- [Entries provided]:
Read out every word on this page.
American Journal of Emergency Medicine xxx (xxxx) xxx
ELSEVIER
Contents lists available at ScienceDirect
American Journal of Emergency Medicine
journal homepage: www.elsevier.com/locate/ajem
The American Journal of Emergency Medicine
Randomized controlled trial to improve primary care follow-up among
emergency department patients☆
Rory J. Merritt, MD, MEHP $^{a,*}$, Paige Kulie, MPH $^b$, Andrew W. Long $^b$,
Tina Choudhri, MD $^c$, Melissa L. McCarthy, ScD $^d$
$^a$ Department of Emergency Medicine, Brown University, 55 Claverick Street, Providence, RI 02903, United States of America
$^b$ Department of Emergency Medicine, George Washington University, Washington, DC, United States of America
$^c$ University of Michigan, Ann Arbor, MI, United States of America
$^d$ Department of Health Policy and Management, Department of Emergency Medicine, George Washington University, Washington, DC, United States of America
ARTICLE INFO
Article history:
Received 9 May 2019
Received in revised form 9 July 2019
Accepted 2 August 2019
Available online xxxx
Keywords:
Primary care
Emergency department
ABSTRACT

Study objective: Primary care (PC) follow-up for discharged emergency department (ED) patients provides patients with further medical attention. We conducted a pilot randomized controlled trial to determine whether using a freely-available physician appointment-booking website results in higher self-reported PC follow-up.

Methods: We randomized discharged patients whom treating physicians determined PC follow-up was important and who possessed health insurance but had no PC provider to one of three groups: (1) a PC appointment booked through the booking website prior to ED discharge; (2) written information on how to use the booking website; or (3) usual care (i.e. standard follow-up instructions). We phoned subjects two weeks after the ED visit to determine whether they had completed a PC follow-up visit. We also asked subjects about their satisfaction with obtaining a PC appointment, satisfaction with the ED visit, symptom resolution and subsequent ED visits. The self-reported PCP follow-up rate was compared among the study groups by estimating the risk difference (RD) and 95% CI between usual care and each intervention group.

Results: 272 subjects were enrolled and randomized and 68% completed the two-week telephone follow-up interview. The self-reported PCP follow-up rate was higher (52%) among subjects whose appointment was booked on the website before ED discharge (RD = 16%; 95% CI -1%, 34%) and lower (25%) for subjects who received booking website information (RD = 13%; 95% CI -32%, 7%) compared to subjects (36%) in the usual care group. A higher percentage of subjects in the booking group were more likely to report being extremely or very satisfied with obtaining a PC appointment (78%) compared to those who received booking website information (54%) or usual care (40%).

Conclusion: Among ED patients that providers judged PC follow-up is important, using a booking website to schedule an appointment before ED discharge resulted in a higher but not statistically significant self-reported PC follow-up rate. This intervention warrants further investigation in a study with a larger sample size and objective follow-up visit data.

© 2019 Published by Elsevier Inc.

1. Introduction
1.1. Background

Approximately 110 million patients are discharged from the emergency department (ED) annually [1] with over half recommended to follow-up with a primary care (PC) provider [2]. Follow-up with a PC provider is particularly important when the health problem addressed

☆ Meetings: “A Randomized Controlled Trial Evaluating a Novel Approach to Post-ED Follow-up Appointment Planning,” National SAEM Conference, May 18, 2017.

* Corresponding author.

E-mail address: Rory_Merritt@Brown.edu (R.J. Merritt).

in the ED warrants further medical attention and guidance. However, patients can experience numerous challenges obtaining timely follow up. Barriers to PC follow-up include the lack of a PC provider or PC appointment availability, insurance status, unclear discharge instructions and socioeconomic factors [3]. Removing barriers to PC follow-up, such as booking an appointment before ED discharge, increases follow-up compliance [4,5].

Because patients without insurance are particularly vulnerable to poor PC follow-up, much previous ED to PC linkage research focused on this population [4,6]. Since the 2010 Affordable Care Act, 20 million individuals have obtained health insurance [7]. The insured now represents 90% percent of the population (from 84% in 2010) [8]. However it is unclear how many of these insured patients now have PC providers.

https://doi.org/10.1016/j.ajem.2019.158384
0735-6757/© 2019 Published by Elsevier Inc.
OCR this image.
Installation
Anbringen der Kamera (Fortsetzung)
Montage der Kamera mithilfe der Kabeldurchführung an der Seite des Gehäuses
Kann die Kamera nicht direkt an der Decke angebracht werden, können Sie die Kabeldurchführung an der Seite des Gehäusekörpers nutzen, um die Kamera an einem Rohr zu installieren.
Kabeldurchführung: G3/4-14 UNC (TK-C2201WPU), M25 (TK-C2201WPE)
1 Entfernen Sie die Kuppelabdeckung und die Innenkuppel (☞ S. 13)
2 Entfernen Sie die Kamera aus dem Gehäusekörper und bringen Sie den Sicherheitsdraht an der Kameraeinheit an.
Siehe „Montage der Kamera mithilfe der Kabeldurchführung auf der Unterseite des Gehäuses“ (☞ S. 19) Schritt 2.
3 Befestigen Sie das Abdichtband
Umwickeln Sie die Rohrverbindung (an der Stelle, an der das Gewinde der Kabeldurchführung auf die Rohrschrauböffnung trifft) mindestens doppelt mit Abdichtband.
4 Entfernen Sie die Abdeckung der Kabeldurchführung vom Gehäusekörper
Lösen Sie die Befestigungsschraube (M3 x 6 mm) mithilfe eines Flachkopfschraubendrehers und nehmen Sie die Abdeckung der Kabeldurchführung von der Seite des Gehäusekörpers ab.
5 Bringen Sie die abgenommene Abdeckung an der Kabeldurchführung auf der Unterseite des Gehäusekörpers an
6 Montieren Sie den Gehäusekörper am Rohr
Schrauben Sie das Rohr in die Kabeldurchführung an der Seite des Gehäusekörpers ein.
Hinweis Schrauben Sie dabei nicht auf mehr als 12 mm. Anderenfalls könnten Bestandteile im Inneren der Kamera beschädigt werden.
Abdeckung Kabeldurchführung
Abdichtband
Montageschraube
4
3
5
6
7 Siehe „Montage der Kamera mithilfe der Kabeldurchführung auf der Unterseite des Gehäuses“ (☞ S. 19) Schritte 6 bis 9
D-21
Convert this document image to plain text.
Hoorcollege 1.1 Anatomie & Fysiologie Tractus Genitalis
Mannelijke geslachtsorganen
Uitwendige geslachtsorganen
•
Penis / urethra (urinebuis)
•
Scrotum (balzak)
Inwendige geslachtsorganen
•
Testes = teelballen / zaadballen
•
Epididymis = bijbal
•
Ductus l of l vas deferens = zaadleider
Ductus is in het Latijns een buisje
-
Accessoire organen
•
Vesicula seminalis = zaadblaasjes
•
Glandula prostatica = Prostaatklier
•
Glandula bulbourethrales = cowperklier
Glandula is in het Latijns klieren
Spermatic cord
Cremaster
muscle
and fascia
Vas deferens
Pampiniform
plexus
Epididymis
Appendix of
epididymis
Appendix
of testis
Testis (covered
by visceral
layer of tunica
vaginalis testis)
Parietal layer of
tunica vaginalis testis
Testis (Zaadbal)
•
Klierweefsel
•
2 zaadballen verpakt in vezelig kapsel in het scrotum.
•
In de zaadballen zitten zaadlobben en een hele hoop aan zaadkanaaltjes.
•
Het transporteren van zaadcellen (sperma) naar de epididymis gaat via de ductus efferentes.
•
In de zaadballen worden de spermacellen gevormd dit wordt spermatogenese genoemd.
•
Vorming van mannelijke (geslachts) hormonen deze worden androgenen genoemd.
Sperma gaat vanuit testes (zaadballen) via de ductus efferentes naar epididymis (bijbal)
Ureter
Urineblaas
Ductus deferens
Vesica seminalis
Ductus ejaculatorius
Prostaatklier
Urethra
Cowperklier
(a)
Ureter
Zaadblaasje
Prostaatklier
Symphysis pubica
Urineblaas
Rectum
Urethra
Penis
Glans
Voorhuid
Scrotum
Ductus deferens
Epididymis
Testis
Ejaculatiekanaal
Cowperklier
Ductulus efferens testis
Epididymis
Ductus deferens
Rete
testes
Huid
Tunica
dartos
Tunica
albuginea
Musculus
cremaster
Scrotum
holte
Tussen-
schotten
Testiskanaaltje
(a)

- [Task details]:
Your answer should consist of the lines of the listing that contain "Entfernen", copied as they stand.

- [Exercise answer]:
1 Entfernen Sie die Kuppelabdeckung und die Innenkuppel (☞ S. 13)
2 Entfernen Sie die Kamera aus dem Gehäusekörper und bringen Sie den Sicherheitsdraht an der Kameraeinheit an.
4 Entfernen Sie die Abdeckung der Kabeldurchführung vom Gehäusekörper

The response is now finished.